- **Extracted material**:
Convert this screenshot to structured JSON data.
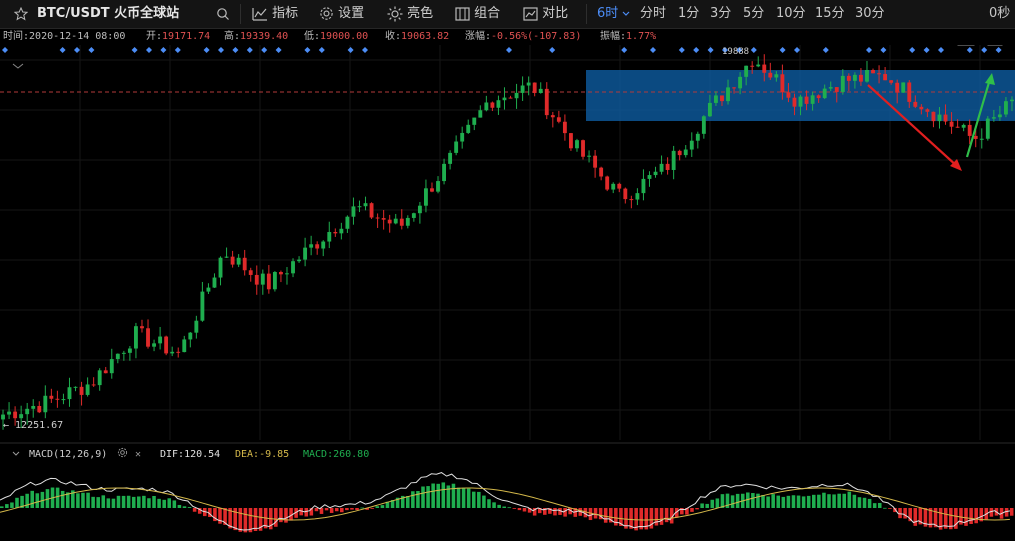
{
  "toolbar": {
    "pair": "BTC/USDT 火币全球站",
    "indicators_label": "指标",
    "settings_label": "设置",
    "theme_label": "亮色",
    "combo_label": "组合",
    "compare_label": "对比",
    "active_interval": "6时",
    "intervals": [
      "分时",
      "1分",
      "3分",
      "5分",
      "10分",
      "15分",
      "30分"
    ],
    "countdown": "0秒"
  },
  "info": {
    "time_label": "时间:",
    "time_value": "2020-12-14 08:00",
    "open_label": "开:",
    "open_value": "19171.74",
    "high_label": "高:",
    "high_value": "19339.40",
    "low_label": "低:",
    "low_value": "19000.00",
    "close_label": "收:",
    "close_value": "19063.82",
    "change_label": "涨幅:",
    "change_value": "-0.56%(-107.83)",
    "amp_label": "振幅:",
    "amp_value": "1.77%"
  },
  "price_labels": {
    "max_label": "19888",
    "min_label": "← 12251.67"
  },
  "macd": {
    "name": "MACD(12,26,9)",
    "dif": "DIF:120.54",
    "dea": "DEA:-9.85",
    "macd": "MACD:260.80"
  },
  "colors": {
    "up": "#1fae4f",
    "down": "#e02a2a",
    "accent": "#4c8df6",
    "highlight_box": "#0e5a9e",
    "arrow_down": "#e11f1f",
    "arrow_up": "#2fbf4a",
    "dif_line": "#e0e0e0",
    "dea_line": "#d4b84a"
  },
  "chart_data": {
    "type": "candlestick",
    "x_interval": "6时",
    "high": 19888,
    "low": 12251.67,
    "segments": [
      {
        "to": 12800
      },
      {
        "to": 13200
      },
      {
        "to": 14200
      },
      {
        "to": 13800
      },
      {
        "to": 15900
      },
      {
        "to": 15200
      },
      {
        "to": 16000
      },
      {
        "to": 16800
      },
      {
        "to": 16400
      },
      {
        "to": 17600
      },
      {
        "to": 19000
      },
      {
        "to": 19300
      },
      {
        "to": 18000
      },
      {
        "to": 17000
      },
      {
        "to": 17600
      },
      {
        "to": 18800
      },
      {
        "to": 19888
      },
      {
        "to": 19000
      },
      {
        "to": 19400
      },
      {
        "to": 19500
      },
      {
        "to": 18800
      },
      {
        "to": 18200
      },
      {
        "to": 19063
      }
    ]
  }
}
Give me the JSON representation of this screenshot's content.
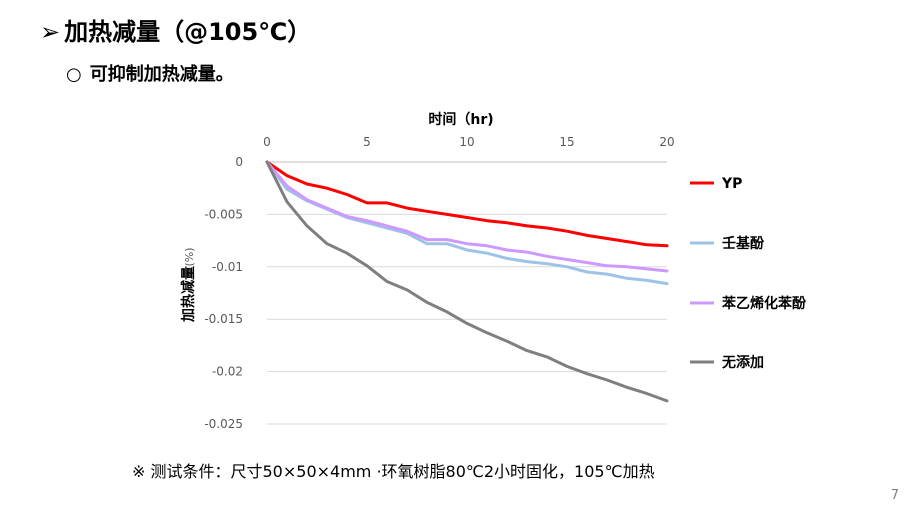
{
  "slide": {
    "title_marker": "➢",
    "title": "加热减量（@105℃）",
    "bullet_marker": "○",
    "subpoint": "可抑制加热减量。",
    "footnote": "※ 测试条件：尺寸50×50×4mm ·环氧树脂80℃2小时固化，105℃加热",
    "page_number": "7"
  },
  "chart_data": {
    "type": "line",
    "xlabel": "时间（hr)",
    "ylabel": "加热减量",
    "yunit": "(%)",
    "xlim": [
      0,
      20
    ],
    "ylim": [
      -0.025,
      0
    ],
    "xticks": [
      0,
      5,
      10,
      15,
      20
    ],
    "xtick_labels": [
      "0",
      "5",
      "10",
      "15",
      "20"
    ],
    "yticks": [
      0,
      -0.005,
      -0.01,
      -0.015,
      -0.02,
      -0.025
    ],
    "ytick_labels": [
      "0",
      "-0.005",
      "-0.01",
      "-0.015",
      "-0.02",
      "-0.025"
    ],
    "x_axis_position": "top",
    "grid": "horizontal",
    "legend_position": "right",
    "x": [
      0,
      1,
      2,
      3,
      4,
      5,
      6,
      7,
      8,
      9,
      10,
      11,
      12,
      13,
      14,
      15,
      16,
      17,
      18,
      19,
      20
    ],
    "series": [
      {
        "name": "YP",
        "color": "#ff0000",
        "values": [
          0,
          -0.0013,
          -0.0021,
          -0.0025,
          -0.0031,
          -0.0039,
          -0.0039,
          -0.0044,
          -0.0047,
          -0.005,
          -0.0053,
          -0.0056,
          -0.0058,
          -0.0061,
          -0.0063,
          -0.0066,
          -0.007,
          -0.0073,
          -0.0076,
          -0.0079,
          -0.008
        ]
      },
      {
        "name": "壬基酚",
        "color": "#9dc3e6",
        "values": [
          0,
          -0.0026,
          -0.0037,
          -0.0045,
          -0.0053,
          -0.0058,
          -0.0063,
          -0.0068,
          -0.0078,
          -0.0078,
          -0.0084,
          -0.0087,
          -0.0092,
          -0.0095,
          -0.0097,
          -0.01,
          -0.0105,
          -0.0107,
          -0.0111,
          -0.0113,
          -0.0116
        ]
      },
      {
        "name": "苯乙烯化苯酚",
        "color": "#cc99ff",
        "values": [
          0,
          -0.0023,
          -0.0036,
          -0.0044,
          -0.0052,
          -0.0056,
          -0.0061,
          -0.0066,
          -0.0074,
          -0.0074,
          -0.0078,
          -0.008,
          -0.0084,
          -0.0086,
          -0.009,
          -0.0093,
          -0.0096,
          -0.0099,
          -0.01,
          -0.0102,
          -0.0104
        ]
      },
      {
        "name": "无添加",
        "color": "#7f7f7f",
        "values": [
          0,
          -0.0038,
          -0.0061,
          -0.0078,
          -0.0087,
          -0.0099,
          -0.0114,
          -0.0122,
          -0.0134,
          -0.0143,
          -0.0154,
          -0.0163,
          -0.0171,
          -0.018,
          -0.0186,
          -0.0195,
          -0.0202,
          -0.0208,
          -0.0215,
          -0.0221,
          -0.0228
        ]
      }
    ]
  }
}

...

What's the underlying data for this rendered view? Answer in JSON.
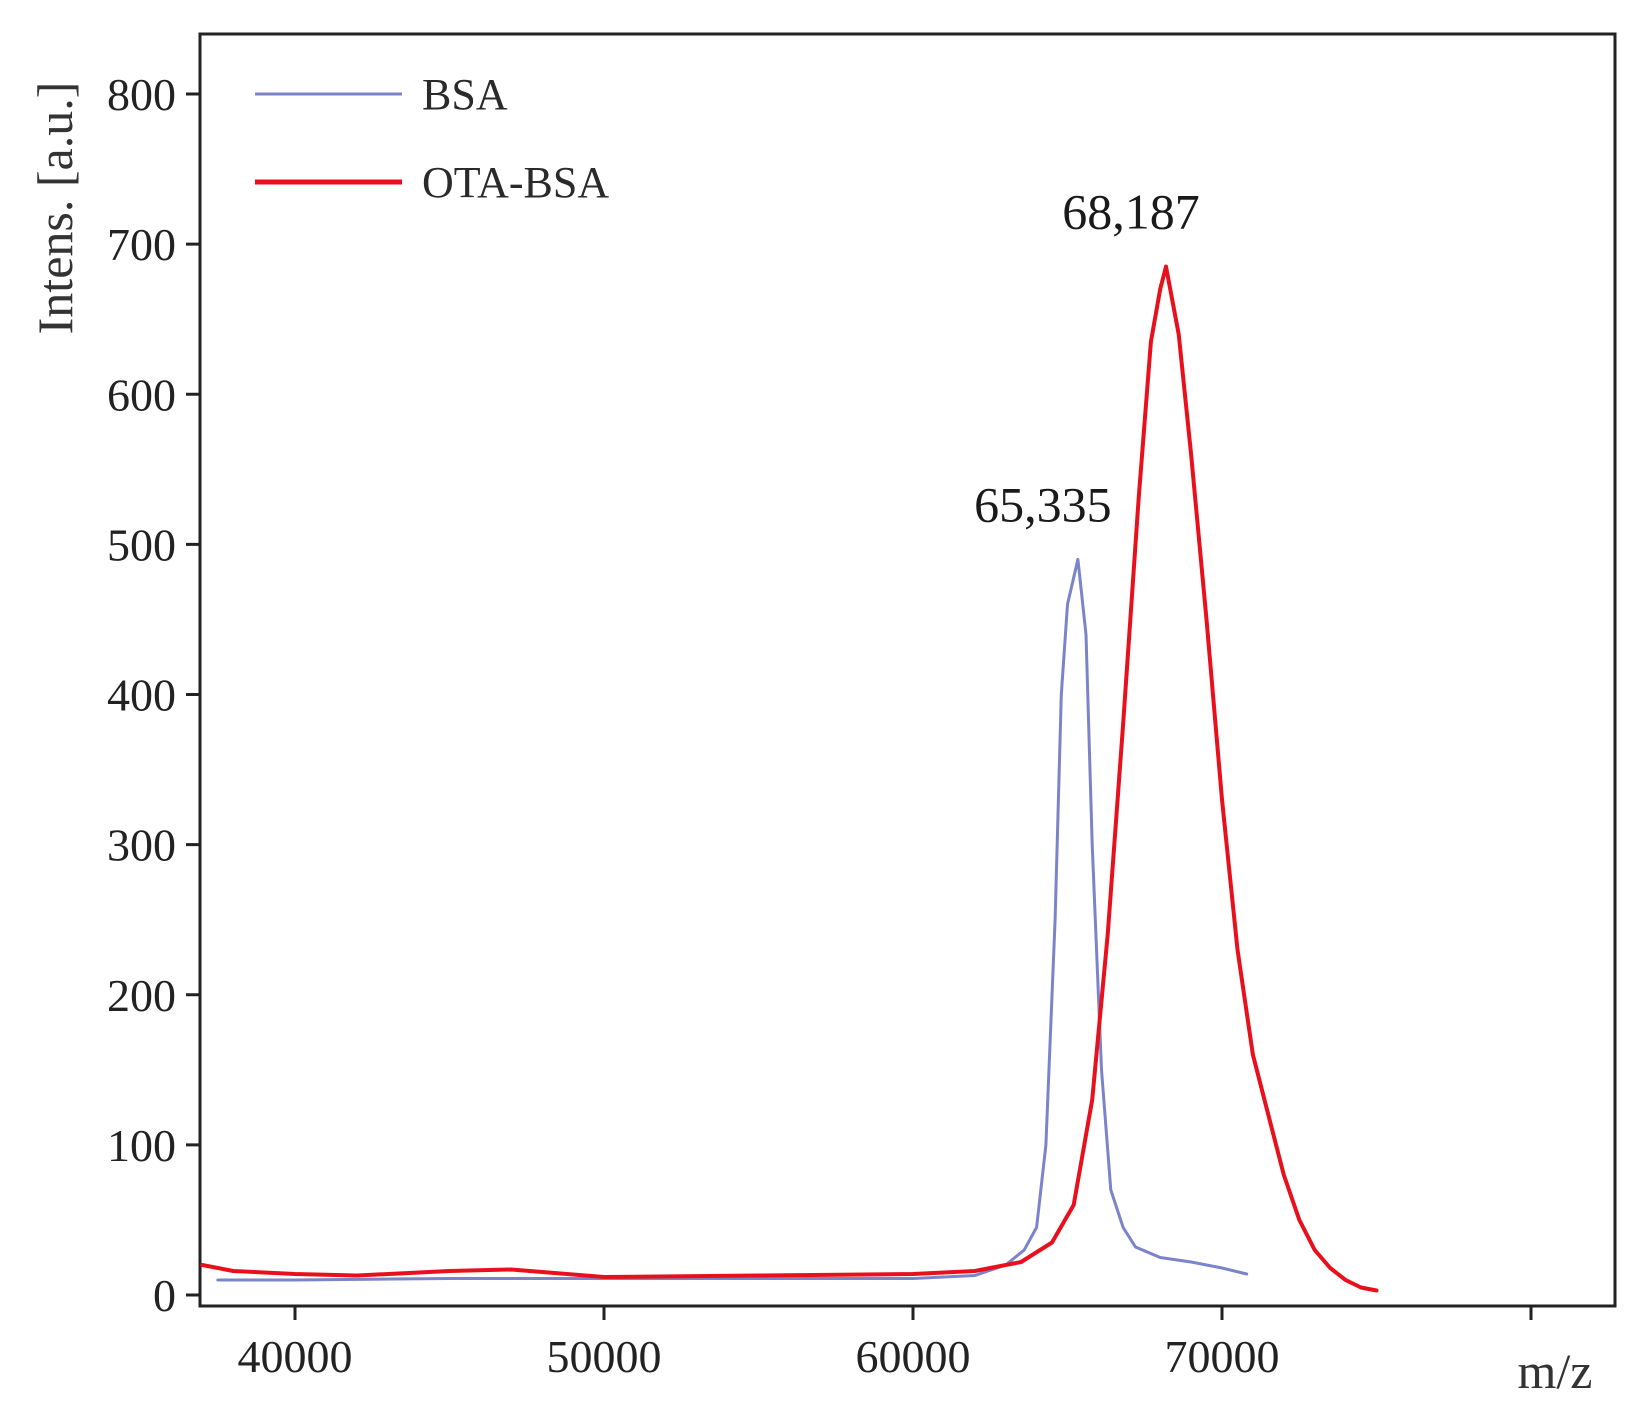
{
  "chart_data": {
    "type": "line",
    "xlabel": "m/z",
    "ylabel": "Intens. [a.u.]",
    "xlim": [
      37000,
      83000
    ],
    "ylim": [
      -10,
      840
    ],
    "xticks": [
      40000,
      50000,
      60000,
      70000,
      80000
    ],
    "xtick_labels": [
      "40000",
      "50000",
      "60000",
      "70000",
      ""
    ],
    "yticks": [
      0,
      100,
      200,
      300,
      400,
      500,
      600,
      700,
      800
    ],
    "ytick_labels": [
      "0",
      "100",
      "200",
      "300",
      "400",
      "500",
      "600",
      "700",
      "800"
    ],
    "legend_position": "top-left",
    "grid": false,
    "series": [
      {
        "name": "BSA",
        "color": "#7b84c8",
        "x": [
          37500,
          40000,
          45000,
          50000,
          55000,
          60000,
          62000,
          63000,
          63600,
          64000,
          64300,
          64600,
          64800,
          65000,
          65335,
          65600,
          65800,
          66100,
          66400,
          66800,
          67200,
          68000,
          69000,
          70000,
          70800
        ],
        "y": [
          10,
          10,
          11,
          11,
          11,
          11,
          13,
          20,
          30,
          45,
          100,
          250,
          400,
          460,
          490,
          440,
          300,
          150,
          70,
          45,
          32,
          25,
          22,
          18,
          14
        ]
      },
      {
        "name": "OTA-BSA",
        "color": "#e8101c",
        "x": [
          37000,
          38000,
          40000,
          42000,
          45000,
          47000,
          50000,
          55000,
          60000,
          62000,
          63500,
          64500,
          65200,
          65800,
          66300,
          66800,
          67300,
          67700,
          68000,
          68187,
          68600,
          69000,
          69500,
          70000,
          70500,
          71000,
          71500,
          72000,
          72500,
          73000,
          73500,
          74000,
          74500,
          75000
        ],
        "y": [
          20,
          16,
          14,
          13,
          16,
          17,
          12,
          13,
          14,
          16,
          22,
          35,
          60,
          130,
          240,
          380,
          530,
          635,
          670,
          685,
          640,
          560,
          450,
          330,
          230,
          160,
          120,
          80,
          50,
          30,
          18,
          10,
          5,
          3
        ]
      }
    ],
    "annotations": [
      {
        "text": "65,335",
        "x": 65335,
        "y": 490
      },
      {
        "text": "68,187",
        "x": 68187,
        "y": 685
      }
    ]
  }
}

...

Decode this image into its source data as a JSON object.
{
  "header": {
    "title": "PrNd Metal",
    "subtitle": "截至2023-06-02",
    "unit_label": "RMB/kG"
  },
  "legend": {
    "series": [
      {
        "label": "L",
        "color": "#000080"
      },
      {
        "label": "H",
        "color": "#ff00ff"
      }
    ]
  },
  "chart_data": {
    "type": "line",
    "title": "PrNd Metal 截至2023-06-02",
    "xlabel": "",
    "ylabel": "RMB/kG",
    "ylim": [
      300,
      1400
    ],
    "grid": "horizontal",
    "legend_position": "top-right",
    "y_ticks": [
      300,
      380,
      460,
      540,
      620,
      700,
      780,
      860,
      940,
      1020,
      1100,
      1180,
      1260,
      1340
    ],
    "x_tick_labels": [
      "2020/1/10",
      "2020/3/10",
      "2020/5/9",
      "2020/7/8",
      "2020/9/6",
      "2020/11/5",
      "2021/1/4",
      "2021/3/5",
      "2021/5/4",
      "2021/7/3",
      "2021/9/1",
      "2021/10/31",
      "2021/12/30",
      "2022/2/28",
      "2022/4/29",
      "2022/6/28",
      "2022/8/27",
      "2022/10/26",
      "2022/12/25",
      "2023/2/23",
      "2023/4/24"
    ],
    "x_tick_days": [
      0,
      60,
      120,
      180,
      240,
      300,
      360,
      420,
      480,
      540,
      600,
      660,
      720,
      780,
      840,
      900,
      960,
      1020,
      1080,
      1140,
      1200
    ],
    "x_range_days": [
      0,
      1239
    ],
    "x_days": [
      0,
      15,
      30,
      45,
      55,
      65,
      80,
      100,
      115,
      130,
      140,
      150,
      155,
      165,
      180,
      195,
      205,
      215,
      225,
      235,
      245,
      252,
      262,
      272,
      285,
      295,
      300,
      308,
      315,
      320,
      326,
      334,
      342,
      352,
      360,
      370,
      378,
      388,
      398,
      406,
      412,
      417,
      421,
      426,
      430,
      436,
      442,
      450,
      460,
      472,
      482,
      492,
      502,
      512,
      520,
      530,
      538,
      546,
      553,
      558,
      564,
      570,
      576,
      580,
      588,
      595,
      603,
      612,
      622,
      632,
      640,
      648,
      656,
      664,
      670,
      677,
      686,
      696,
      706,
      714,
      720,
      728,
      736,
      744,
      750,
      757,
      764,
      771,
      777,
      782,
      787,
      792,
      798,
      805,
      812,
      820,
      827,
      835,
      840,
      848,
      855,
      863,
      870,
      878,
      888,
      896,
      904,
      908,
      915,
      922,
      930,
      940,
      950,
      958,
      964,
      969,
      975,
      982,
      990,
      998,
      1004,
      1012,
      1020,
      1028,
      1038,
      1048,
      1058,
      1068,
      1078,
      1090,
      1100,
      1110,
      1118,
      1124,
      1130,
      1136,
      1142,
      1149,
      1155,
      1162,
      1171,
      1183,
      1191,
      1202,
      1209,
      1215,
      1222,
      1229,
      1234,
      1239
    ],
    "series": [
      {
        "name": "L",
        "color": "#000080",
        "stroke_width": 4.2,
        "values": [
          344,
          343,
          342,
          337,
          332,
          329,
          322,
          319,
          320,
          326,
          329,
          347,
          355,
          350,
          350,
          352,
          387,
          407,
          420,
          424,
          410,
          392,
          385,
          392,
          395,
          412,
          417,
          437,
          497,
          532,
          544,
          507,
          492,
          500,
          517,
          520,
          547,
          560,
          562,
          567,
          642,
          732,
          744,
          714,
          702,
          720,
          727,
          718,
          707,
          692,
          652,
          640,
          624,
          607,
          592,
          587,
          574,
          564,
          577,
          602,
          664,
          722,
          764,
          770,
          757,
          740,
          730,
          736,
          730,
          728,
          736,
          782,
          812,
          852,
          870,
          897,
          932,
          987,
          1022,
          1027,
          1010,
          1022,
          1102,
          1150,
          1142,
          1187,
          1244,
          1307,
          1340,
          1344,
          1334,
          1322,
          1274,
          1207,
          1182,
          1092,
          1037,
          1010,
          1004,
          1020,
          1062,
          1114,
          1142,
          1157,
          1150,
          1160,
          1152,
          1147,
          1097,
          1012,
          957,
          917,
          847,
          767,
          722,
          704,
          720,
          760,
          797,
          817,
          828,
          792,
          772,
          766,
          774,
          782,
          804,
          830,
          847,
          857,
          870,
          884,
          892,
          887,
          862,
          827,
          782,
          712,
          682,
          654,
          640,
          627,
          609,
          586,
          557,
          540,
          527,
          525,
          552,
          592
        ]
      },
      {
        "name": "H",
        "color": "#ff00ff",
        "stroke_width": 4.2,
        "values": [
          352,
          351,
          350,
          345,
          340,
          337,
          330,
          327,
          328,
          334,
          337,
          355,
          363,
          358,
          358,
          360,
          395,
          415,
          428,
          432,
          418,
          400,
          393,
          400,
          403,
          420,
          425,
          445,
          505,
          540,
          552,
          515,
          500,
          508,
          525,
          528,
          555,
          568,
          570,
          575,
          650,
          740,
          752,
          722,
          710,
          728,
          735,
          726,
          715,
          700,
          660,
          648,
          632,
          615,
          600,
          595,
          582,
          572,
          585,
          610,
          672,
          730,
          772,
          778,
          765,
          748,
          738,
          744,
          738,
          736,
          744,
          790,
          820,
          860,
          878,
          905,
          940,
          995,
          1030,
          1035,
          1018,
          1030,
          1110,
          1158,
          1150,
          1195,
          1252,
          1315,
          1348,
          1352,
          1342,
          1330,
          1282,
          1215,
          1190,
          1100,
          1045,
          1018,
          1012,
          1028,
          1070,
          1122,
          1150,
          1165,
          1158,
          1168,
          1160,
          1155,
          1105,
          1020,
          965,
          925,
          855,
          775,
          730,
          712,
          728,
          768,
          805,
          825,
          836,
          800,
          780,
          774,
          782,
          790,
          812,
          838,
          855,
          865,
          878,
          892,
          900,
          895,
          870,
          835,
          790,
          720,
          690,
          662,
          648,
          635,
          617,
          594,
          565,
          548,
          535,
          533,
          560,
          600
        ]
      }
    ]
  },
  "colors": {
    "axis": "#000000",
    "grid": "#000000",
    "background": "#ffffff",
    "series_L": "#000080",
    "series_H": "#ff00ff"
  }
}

- **Requirements**: Track down every line of the material containing the string "screenshot", and copy it.

- **Response to the task**:
Convert this screenshot to structured JSON data.
Give me the JSON representation of this screenshot's content.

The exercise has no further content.